_GOAL_
Your task is to print all of the data word for word.

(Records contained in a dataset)
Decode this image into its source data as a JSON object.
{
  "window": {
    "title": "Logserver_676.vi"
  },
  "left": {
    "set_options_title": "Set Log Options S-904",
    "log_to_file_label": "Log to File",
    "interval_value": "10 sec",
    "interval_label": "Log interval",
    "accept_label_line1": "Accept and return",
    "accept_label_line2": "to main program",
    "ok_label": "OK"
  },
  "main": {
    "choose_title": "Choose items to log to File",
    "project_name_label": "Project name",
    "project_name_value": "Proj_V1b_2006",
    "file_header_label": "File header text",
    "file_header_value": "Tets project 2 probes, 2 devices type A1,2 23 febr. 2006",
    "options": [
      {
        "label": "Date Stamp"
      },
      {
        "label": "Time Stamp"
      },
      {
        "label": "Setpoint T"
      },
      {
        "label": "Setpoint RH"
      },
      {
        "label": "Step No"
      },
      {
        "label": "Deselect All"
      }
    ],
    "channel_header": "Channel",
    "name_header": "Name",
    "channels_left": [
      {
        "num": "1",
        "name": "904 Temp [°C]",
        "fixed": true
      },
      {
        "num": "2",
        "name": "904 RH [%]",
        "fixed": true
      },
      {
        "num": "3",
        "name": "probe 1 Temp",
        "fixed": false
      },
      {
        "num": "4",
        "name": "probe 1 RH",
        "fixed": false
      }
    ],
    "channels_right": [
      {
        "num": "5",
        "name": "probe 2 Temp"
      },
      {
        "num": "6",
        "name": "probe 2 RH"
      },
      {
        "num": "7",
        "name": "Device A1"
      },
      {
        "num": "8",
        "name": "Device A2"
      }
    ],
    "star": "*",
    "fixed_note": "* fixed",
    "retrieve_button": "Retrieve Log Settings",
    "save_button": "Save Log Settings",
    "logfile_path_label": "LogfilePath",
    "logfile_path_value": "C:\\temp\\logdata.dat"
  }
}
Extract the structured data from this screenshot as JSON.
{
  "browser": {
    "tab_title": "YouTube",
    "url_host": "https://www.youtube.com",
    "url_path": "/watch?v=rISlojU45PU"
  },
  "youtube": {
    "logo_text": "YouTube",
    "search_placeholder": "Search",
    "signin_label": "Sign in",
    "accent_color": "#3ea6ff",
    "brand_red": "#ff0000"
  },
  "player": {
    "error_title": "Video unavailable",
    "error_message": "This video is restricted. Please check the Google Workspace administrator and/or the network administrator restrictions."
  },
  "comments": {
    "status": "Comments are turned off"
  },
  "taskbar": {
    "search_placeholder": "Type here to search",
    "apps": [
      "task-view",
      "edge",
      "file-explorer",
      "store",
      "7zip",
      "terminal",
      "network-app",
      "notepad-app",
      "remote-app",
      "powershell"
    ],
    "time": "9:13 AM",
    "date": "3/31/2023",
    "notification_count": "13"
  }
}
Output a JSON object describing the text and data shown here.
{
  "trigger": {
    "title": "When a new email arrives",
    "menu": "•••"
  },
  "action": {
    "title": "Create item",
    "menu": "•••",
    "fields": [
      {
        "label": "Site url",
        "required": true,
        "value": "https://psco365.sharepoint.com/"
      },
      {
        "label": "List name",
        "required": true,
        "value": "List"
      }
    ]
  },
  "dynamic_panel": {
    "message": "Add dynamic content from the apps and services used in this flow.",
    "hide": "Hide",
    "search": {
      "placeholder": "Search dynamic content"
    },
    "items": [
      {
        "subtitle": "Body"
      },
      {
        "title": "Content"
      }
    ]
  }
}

_TASK OUTPUT_
Decode this image into its source data as a JSON object.
{
  "window": {
    "title": "Logserver_676.vi"
  },
  "left": {
    "set_options_title": "Set Log Options S-904",
    "log_to_file_label": "Log to File",
    "interval_value": "10 sec",
    "interval_label": "Log interval",
    "accept_label_line1": "Accept and return",
    "accept_label_line2": "to main program",
    "ok_label": "OK"
  },
  "main": {
    "choose_title": "Choose items to log to File",
    "project_name_label": "Project name",
    "project_name_value": "Proj_V1b_2006",
    "file_header_label": "File header text",
    "file_header_value": "Tets project 2 probes, 2 devices type A1,2 23 febr. 2006",
    "options": [
      {
        "label": "Date Stamp"
      },
      {
        "label": "Time Stamp"
      },
      {
        "label": "Setpoint T"
      },
      {
        "label": "Setpoint RH"
      },
      {
        "label": "Step No"
      },
      {
        "label": "Deselect All"
      }
    ],
    "channel_header": "Channel",
    "name_header": "Name",
    "channels_left": [
      {
        "num": "1",
        "name": "904 Temp [°C]",
        "fixed": true
      },
      {
        "num": "2",
        "name": "904 RH [%]",
        "fixed": true
      },
      {
        "num": "3",
        "name": "probe 1 Temp",
        "fixed": false
      },
      {
        "num": "4",
        "name": "probe 1 RH",
        "fixed": false
      }
    ],
    "channels_right": [
      {
        "num": "5",
        "name": "probe 2 Temp"
      },
      {
        "num": "6",
        "name": "probe 2 RH"
      },
      {
        "num": "7",
        "name": "Device A1"
      },
      {
        "num": "8",
        "name": "Device A2"
      }
    ],
    "star": "*",
    "fixed_note": "* fixed",
    "retrieve_button": "Retrieve Log Settings",
    "save_button": "Save Log Settings",
    "logfile_path_label": "LogfilePath",
    "logfile_path_value": "C:\\temp\\logdata.dat"
  }
}
Extract the structured data from this screenshot as JSON.
{
  "browser": {
    "tab_title": "YouTube",
    "url_host": "https://www.youtube.com",
    "url_path": "/watch?v=rISlojU45PU"
  },
  "youtube": {
    "logo_text": "YouTube",
    "search_placeholder": "Search",
    "signin_label": "Sign in",
    "accent_color": "#3ea6ff",
    "brand_red": "#ff0000"
  },
  "player": {
    "error_title": "Video unavailable",
    "error_message": "This video is restricted. Please check the Google Workspace administrator and/or the network administrator restrictions."
  },
  "comments": {
    "status": "Comments are turned off"
  },
  "taskbar": {
    "search_placeholder": "Type here to search",
    "apps": [
      "task-view",
      "edge",
      "file-explorer",
      "store",
      "7zip",
      "terminal",
      "network-app",
      "notepad-app",
      "remote-app",
      "powershell"
    ],
    "time": "9:13 AM",
    "date": "3/31/2023",
    "notification_count": "13"
  }
}
Output a JSON object describing the text and data shown here.
{
  "trigger": {
    "title": "When a new email arrives",
    "menu": "•••"
  },
  "action": {
    "title": "Create item",
    "menu": "•••",
    "fields": [
      {
        "label": "Site url",
        "required": true,
        "value": "https://psco365.sharepoint.com/"
      },
      {
        "label": "List name",
        "required": true,
        "value": "List"
      }
    ]
  },
  "dynamic_panel": {
    "message": "Add dynamic content from the apps and services used in this flow.",
    "hide": "Hide",
    "search": {
      "placeholder": "Search dynamic content"
    },
    "items": [
      {
        "subtitle": "Body"
      },
      {
        "title": "Content"
      }
    ]
  }
}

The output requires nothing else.